_DESCRIPTION OF THE TASK_:
Put each line of the rows below into a JSON list of strings, one string per line. Skip blank lines and leave the pictures out.

_Element placement data_:
+--

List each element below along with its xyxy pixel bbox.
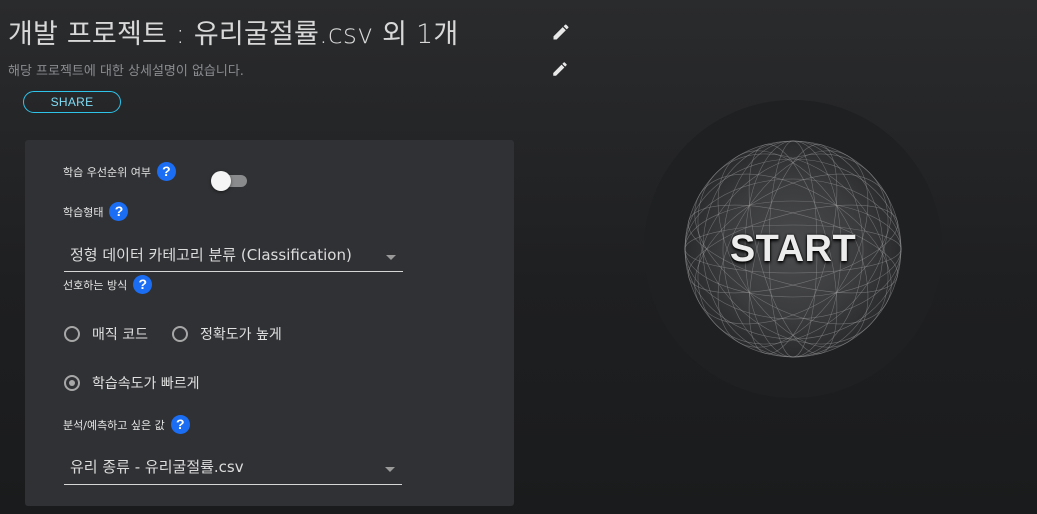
page-description: 해당 프로젝트에 대한 상세설명이 없습니다.	[8, 64, 244, 79]
target-label-row: 분석/예측하고 싶은 값 ?	[63, 415, 190, 434]
target-select-value: 유리 종류 - 유리굴절률.csv	[70, 458, 244, 476]
help-icon[interactable]: ?	[170, 415, 190, 434]
help-icon[interactable]: ?	[156, 162, 176, 181]
method-option-fast-training[interactable]: 학습속도가 빠르게	[64, 373, 200, 393]
method-option-high-accuracy[interactable]: 정확도가 높게	[172, 324, 282, 344]
page-title: 개발 프로젝트 : 유리굴절률.csv 외 1개	[8, 19, 459, 50]
method-label: 선호하는 방식	[63, 278, 128, 292]
target-label: 분석/예측하고 싶은 값	[63, 418, 165, 432]
help-icon[interactable]: ?	[109, 202, 129, 221]
priority-label-row: 학습 우선순위 여부 ?	[63, 162, 176, 181]
share-button[interactable]: SHARE	[23, 91, 121, 113]
type-label-row: 학습형태 ?	[63, 202, 129, 221]
pencil-icon	[553, 24, 569, 40]
edit-title-button[interactable]	[551, 22, 571, 42]
start-label: START	[729, 227, 857, 270]
dropdown-arrow-icon	[386, 255, 396, 260]
help-icon[interactable]: ?	[133, 275, 153, 294]
type-select-value: 정형 데이터 카테고리 분류 (Classification)	[70, 246, 352, 264]
radio-circle	[64, 326, 80, 342]
target-select[interactable]: 유리 종류 - 유리굴절률.csv	[64, 456, 402, 485]
priority-toggle[interactable]	[211, 171, 249, 191]
pencil-icon	[553, 62, 567, 76]
edit-description-button[interactable]	[551, 60, 569, 78]
type-select[interactable]: 정형 데이터 카테고리 분류 (Classification)	[64, 244, 403, 272]
type-label: 학습형태	[63, 205, 104, 219]
radio-label: 정확도가 높게	[200, 327, 282, 343]
method-option-magic-code[interactable]: 매직 코드	[64, 324, 148, 344]
radio-circle	[172, 326, 188, 342]
radio-label: 매직 코드	[92, 327, 148, 343]
settings-panel: 학습 우선순위 여부 ? 학습형태 ? 정형 데이터 카테고리 분류 (Clas…	[25, 140, 514, 506]
radio-circle-selected	[64, 375, 80, 391]
dropdown-arrow-icon	[385, 467, 395, 472]
radio-label: 학습속도가 빠르게	[92, 376, 200, 392]
priority-label: 학습 우선순위 여부	[63, 165, 151, 179]
toggle-knob	[211, 171, 231, 191]
method-label-row: 선호하는 방식 ?	[63, 275, 153, 294]
start-button[interactable]: START	[644, 100, 942, 398]
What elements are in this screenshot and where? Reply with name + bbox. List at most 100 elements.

+--

_RESULT OF THIS EXERCISE_:
[
  "List each element below along with its xyxy pixel bbox.",
  "page-description: 해당 프로젝트에 대한 상세설명이 없습니다.\t[8, 64, 244, 79]",
  "target-label-row: 분석/예측하고 싶은 값 ?\t[63, 415, 190, 434]",
  "target-select-value: 유리 종류 - 유리굴절률.csv\t[70, 458, 244, 476]",
  "help-icon[interactable]: ?\t[170, 415, 190, 434]",
  "help-icon[interactable]: ?\t[156, 162, 176, 181]",
  "method-option-fast-training[interactable]: 학습속도가 빠르게\t[64, 373, 200, 393]",
  "method-option-high-accuracy[interactable]: 정확도가 높게\t[172, 324, 282, 344]",
  "page-title: 개발 프로젝트 : 유리굴절률.csv 외 1개\t[8, 19, 459, 50]",
  "method-label: 선호하는 방식\t[63, 278, 128, 292]",
  "target-label: 분석/예측하고 싶은 값\t[63, 418, 165, 432]",
  "help-icon[interactable]: ?\t[109, 202, 129, 221]",
  "priority-label-row: 학습 우선순위 여부 ?\t[63, 162, 176, 181]",
  "share-button[interactable]: SHARE\t[23, 91, 121, 113]",
  "type-label-row: 학습형태 ?\t[63, 202, 129, 221]",
  "pencil-icon\t[553, 24, 569, 40]",
  "edit-title-button[interactable]\t[551, 22, 571, 42]",
  "start-label: START\t[729, 227, 857, 270]",
  "dropdown-arrow-icon\t[386, 255, 396, 260]",
  "help-icon[interactable]: ?\t[133, 275, 153, 294]",
  "type-select-value: 정형 데이터 카테고리 분류 (Classification)\t[70, 246, 352, 264]",
  "radio-circle\t[64, 326, 80, 342]",
  "target-select[interactable]: 유리 종류 - 유리굴절률.csv\t[64, 456, 402, 485]",
  "priority-toggle[interactable]\t[211, 171, 249, 191]",
  "pencil-icon\t[553, 62, 567, 76]",
  "edit-description-button[interactable]\t[551, 60, 569, 78]",
  "type-select[interactable]: 정형 데이터 카테고리 분류 (Classification)\t[64, 244, 403, 272]",
  "type-label: 학습형태\t[63, 205, 104, 219]",
  "radio-label: 정확도가 높게\t[200, 327, 282, 343]",
  "method-option-magic-code[interactable]: 매직 코드\t[64, 324, 148, 344]",
  "radio-circle\t[172, 326, 188, 342]",
  "radio-label: 매직 코드\t[92, 327, 148, 343]",
  "settings-panel: 학습 우선순위 여부 ? 학습형태 ? 정형 데이터 카테고리 분류 (Clas…\t[25, 140, 514, 506]",
  "radio-circle-selected\t[64, 375, 80, 391]",
  "dropdown-arrow-icon\t[385, 467, 395, 472]",
  "radio-label: 학습속도가 빠르게\t[92, 376, 200, 392]",
  "priority-label: 학습 우선순위 여부\t[63, 165, 151, 179]",
  "toggle-knob\t[211, 171, 231, 191]",
  "method-label-row: 선호하는 방식 ?\t[63, 275, 153, 294]",
  "start-button[interactable]: START\t[644, 100, 942, 398]",
  "What elements are in this screenshot and where? Reply with name + bbox. List at most 100 elements."
]